* _CHALLENGE_: Write out only the tail of the records, beginning at the line containing "Decode this image" and including the last line, exactly as written.

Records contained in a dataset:
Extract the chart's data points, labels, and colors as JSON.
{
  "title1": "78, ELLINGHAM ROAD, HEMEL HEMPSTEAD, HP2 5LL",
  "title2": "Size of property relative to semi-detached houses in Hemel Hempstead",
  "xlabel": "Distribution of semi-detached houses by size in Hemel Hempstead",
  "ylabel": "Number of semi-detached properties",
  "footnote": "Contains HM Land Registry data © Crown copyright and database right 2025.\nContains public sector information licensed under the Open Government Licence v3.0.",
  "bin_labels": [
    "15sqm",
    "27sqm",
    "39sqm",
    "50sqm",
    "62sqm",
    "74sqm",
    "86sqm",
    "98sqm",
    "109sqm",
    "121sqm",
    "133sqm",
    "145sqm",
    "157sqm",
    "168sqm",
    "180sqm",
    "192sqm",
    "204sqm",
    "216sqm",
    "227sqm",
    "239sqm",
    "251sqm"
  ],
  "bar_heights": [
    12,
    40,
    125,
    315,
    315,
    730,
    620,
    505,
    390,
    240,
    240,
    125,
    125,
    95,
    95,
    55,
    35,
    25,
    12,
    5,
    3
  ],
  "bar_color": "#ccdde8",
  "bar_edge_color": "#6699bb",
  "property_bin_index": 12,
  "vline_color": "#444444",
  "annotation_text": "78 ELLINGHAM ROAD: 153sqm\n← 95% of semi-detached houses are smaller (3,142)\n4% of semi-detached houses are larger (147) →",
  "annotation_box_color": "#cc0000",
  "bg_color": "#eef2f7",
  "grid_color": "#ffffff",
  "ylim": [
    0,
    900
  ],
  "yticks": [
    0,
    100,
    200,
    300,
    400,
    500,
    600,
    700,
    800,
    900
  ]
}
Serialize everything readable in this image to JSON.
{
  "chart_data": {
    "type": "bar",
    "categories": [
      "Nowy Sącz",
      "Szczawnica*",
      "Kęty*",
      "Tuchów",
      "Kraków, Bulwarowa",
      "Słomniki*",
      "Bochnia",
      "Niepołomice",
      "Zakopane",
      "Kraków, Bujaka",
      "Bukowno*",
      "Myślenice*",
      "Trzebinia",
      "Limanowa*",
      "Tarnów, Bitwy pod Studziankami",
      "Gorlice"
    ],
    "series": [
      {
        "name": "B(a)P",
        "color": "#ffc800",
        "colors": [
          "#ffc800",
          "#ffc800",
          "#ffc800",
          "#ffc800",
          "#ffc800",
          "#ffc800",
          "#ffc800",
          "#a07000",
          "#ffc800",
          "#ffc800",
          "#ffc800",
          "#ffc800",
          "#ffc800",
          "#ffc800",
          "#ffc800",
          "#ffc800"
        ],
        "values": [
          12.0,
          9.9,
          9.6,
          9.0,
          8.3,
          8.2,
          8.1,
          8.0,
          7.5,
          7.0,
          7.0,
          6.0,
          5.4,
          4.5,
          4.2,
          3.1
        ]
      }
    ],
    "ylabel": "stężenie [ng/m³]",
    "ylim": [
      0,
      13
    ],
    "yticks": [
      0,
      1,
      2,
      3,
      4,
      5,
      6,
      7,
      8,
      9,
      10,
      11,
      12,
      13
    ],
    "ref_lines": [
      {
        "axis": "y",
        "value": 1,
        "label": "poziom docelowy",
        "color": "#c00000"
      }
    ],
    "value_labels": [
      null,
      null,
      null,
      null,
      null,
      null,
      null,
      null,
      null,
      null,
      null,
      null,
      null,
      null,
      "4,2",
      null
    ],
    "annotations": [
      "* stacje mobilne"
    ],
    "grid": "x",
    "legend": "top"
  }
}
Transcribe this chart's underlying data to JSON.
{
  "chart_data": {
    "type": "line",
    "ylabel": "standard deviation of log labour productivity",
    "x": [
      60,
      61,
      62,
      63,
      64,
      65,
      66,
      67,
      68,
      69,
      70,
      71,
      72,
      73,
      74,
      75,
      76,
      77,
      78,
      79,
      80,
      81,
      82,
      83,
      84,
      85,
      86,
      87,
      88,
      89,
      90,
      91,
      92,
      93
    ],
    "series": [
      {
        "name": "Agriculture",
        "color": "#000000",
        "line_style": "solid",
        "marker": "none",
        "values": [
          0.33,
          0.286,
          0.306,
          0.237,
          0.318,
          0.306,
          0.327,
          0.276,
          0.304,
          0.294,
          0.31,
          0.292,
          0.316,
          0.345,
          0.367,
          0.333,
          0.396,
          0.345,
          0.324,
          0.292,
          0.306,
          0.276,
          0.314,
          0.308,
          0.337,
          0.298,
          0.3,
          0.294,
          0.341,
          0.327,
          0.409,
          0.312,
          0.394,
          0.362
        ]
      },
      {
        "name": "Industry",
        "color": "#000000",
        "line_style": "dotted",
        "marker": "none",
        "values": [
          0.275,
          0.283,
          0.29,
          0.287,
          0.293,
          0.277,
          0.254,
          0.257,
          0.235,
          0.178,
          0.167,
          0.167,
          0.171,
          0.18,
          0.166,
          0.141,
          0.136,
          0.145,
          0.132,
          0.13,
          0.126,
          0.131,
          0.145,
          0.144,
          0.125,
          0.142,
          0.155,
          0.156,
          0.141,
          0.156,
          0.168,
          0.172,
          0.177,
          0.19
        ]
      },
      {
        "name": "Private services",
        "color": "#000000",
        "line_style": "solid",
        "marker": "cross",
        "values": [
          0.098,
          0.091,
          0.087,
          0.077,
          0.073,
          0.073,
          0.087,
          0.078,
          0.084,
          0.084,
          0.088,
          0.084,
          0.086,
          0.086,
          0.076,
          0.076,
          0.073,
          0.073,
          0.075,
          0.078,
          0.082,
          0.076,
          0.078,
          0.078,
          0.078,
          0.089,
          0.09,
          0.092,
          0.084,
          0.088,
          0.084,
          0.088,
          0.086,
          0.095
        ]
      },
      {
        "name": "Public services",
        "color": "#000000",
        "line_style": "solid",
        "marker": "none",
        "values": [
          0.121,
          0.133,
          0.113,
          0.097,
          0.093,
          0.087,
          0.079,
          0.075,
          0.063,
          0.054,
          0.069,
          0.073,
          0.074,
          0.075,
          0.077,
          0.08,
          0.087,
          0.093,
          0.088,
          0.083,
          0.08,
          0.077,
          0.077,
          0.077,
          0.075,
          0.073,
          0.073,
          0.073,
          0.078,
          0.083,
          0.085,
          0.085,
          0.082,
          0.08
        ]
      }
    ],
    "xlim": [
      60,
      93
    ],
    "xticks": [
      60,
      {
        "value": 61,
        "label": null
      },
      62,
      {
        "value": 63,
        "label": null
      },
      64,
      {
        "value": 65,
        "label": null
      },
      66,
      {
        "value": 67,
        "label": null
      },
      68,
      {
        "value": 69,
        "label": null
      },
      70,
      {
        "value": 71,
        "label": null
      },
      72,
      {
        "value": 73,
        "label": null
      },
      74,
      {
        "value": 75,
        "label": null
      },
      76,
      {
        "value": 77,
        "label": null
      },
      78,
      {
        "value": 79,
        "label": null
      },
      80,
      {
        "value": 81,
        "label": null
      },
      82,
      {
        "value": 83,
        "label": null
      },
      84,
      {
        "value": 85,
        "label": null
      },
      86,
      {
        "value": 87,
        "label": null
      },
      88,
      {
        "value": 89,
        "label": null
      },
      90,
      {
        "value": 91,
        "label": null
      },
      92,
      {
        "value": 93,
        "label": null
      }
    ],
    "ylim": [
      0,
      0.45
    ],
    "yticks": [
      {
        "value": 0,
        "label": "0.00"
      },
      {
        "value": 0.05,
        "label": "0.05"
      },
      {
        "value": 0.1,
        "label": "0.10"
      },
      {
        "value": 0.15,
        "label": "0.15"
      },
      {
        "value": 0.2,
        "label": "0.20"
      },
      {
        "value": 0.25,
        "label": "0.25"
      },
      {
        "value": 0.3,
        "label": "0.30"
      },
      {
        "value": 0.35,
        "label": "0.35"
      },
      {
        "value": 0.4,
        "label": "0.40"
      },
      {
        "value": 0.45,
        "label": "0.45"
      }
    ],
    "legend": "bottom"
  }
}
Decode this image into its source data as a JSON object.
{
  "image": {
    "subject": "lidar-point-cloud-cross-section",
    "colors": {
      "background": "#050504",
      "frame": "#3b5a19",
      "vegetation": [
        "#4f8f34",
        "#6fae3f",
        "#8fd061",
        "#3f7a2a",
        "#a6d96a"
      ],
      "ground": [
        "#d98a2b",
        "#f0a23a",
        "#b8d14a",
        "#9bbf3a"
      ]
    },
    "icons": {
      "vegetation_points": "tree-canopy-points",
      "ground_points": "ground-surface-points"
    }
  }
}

* _COMPLETED TASK_:
Decode this image into its source data as a JSON object.
{
  "image": {
    "subject": "lidar-point-cloud-cross-section",
    "colors": {
      "background": "#050504",
      "frame": "#3b5a19",
      "vegetation": [
        "#4f8f34",
        "#6fae3f",
        "#8fd061",
        "#3f7a2a",
        "#a6d96a"
      ],
      "ground": [
        "#d98a2b",
        "#f0a23a",
        "#b8d14a",
        "#9bbf3a"
      ]
    },
    "icons": {
      "vegetation_points": "tree-canopy-points",
      "ground_points": "ground-surface-points"
    }
  }
}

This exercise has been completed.